* [SOURCE TEXT]
Next, bring the container stack up:

# docker-compose pull
# docker run --rm guacamole/guacamole /opt/guacamole/bin/initdb.sh --mysql > /volumes/guacamole/initdb.sql
# docker-compose up -d

Set up the database:

## Figure out which container is your database and then load the initial database
# docker ps | grep guacamole
# docker exec -ti $DB_CONTAINER_ID bash
root@db # mysql -u root -p$MYSQL_ROOT_PASSWORD $MYSQL_DATABASE < /initdb.sql
Guacamole Login
Guacamole Login

You should be able to reach the Guacamole server and see a login page. If not, restart the Guacamole container and try again. If you see an error message, you likely misconfigured the database connection or didn't populate the Guacamole database properly.

Login using the following credentials:

  • Username: guacadmin
  • Password: guacadmin

When setting up a new connection, enter 'guacd' as the Guacamole proxy hostname, 4822 as the port, and 'none' for encryption.

* [ASSIGNED TASK]
Resume the Guacamole Docker setup guide above, continuing after its final sentence about the proxy hostname, port and encryption settings.

* [MATERIAL SUPPLIED]
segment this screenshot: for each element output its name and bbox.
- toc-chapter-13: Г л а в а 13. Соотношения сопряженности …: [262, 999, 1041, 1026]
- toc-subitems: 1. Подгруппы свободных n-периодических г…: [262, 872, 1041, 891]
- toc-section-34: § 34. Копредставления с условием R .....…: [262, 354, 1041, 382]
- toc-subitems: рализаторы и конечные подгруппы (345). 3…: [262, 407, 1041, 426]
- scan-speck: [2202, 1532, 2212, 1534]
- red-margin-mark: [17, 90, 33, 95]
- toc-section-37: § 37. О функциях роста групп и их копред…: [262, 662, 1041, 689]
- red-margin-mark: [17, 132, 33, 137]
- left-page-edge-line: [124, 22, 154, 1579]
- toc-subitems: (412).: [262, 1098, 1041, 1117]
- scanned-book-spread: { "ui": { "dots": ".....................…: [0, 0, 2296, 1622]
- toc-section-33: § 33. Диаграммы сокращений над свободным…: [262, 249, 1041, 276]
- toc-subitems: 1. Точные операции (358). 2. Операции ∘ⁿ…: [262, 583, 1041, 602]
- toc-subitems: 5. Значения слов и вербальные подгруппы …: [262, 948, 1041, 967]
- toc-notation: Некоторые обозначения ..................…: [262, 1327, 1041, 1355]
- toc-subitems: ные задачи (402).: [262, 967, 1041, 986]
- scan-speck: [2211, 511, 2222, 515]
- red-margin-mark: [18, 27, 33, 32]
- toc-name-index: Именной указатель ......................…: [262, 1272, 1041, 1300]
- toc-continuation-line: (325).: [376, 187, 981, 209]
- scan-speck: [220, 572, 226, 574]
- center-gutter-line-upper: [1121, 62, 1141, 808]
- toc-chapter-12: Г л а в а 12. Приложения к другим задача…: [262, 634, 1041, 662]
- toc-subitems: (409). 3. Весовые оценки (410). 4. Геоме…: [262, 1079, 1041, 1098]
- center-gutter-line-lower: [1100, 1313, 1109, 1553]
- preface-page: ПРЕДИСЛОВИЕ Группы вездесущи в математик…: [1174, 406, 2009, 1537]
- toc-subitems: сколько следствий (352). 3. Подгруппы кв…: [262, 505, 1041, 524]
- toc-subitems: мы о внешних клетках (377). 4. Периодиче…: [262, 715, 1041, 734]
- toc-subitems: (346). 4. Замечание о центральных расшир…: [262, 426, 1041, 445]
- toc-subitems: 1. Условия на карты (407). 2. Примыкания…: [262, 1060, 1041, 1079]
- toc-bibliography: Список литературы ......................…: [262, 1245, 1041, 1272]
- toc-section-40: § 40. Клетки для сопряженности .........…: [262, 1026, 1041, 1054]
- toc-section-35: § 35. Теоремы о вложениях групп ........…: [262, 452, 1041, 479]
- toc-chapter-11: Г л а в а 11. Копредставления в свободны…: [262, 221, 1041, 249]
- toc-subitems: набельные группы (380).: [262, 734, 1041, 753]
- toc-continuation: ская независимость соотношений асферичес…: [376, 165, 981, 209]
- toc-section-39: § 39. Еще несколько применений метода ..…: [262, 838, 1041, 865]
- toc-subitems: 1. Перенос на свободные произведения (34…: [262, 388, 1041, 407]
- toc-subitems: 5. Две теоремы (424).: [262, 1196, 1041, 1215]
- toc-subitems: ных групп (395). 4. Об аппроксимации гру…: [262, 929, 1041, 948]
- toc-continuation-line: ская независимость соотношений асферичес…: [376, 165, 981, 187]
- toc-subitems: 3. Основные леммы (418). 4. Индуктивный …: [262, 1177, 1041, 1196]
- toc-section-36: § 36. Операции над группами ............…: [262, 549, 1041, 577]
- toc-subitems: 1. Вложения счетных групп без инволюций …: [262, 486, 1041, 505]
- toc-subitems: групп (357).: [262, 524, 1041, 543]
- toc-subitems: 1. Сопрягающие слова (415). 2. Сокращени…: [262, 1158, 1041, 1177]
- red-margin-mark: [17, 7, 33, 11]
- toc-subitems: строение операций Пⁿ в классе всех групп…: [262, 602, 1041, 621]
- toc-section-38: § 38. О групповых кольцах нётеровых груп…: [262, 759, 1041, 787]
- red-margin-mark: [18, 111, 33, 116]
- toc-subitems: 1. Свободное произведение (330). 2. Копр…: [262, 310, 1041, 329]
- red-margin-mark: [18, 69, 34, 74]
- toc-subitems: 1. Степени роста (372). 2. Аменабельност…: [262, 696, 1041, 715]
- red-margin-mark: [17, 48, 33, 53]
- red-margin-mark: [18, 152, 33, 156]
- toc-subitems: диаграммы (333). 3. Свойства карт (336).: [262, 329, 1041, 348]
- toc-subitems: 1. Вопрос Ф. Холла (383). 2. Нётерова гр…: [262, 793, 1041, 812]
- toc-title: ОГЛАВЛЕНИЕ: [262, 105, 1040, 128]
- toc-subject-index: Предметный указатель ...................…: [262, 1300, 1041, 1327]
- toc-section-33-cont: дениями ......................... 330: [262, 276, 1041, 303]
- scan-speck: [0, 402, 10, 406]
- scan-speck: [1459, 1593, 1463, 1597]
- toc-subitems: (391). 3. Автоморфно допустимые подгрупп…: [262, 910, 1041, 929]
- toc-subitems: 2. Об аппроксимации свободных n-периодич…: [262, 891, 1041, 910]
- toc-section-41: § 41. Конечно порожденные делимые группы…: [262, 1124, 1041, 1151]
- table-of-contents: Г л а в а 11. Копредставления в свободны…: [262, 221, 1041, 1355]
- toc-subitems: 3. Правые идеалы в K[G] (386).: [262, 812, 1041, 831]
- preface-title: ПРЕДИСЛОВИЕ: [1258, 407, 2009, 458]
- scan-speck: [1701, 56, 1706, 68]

* [REPLY TO THE TASK]
Setting up a VNC connection

Log in as an administrator and navigate to 'Settings', then 'Connections'. Click on 'New Connection'. Specify the following:

  1. guacd: If using the Docker compose stack above, the hostname would just be 'guacd' on port 4822 without encryption
  2. parameters: The hostname to your VNC server. Port is typically 5900. I leave all other fields blank. I use X11vnc as my VNC server which starts up with my login.
  3. Audio: The 'Audio server name' should point to a PulseAudio service. To make this work, you will have to tweak PulseAudio to allow remote connections via TCP. Edit /etc/pulse/default.pa and uncomment out the line 'load-module module-native-protocol-tcp'. Add the following arguments to the module such that the final linke looks like this: load-module module-native-protocol-tcp auth-ip-acl=10.1.2.11/32 auth-anonymous=1. Restart PulseAudio (killall pulseaudio should work and it should be restarted automatically or just reboot). Verify it's working by running ss -lntp | grep 4713.

Using Guacamole

Review the documentation at https://guacamole.apache.org/doc/gug/using-guacamole.html.

Alt + Ctrl + Shift is used to bring up or hide the Guacamole menu sidebar.

Tasks

Changing the default /guacamole URI path

The default URI path for Guacamole is /guacamole (Eg. http://server:8080/guacamole). You may wish to change it so that Guacamole is served on the root path (/).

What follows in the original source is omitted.